MATERIAL:

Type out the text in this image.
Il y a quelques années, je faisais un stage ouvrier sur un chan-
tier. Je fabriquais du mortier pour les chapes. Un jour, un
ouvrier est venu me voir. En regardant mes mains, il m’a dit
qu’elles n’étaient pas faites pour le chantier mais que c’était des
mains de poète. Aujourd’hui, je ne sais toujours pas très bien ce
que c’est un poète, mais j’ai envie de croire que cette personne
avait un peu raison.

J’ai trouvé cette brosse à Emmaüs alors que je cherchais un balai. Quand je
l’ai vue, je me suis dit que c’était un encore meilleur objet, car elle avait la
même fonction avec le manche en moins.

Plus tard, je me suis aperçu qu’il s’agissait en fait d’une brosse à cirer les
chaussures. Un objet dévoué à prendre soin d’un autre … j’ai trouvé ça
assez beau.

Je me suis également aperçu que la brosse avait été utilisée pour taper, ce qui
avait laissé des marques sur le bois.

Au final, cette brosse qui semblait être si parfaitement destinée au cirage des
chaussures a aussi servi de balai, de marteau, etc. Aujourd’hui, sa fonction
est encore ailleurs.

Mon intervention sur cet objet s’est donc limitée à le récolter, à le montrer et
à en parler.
---
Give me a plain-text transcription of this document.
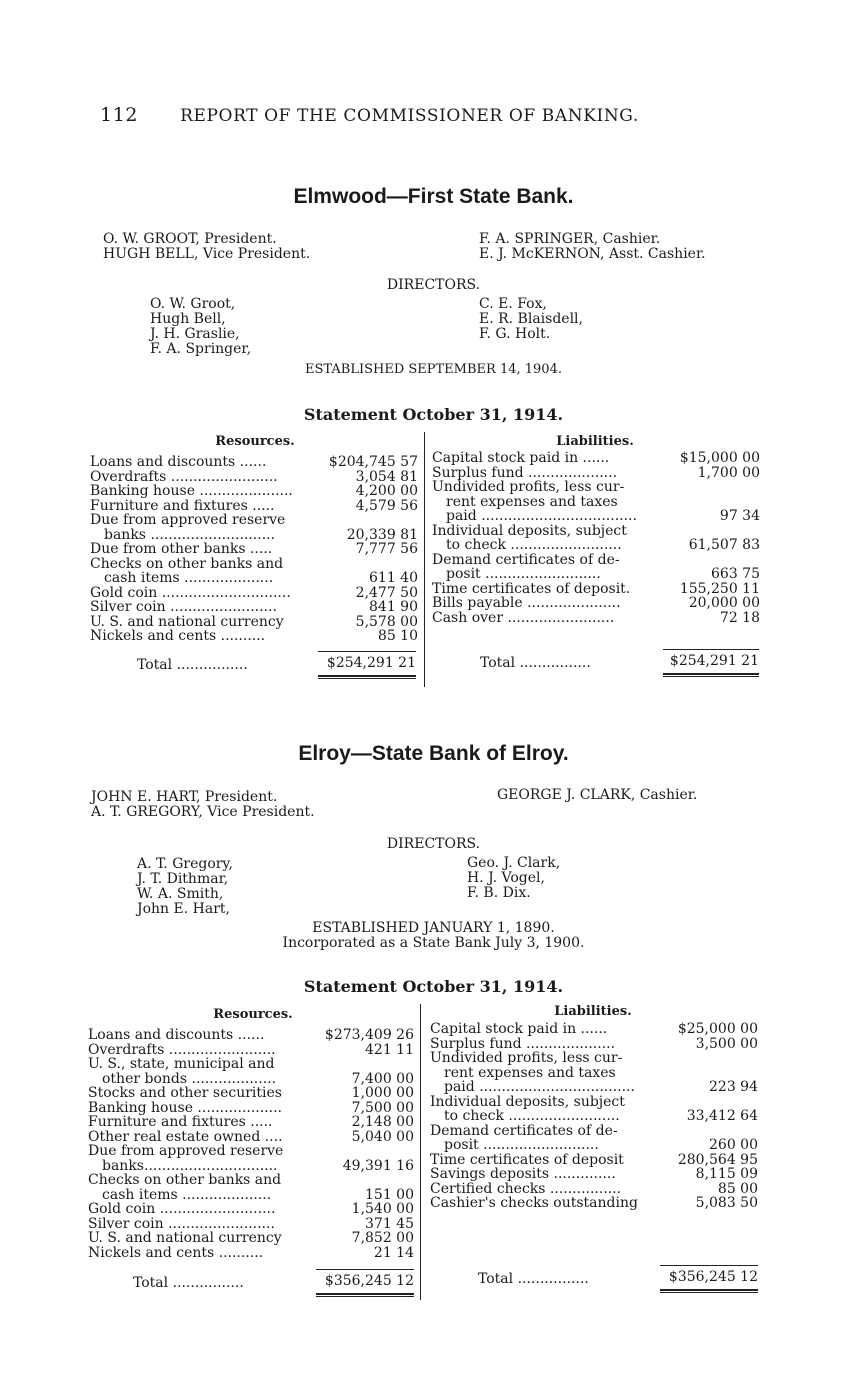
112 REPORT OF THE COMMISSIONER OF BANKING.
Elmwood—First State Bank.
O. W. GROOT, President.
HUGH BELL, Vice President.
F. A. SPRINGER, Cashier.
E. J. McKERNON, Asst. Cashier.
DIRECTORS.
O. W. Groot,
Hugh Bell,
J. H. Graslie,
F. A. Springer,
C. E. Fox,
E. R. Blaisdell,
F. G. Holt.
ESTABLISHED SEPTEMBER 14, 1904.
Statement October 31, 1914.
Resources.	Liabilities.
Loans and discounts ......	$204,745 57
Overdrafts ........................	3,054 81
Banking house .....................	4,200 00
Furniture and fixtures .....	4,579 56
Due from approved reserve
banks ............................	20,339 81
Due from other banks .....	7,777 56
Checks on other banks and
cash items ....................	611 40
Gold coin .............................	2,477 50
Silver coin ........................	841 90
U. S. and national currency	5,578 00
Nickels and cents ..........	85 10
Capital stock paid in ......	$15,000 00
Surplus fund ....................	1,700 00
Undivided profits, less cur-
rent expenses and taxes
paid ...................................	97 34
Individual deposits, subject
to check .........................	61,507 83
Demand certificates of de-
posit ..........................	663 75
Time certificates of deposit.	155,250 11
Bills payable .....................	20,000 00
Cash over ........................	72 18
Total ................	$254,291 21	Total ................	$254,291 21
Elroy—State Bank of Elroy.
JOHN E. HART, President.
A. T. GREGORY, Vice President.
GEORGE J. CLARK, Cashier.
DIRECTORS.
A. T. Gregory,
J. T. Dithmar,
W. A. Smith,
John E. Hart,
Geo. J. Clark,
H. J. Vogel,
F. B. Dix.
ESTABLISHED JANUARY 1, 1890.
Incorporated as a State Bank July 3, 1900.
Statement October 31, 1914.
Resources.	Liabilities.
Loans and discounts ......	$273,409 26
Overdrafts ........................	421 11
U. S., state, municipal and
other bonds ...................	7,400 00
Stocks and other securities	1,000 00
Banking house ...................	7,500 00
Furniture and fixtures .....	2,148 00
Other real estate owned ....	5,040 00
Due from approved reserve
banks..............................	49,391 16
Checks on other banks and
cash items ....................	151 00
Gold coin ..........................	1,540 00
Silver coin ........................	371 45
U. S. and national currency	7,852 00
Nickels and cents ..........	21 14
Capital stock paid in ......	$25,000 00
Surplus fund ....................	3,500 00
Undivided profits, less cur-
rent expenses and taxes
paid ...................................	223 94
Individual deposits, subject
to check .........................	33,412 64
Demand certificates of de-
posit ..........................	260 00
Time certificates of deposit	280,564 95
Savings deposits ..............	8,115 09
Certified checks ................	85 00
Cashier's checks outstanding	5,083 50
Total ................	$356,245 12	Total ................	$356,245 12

STATED EXERCISE: Your answer should be a single number: how many lines of the material contain the word "this".

COMPLETE ANSWER: 2